**Rows**
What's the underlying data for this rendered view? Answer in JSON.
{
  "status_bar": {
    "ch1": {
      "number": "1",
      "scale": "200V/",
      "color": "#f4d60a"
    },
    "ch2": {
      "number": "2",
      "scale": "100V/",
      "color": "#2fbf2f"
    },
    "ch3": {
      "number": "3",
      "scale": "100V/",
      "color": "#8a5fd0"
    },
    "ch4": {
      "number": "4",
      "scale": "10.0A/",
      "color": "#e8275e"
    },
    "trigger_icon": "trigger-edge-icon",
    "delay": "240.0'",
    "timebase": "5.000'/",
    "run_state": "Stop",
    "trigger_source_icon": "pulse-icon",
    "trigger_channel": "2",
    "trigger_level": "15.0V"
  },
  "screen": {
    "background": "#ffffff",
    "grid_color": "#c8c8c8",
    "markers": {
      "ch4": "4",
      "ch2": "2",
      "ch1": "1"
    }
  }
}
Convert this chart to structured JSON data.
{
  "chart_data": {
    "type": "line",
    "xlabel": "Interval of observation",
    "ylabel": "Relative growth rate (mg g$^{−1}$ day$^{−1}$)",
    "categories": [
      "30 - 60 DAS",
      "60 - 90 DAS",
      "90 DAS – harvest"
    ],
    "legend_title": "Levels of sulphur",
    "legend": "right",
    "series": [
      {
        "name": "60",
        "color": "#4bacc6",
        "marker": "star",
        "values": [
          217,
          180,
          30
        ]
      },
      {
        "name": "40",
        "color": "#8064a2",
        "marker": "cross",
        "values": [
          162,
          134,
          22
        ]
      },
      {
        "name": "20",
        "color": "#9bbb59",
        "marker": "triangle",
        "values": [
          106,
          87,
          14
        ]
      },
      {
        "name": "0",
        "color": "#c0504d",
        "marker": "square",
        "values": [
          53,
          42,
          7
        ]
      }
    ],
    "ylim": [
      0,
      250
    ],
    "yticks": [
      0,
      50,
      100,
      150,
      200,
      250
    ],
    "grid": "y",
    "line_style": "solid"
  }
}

**What you have to do**
Pull every line containing "scale" from the material above.

**Answer to the exercise**
      "scale": "200V/",
      "scale": "100V/",
      "scale": "100V/",
      "scale": "10.0A/",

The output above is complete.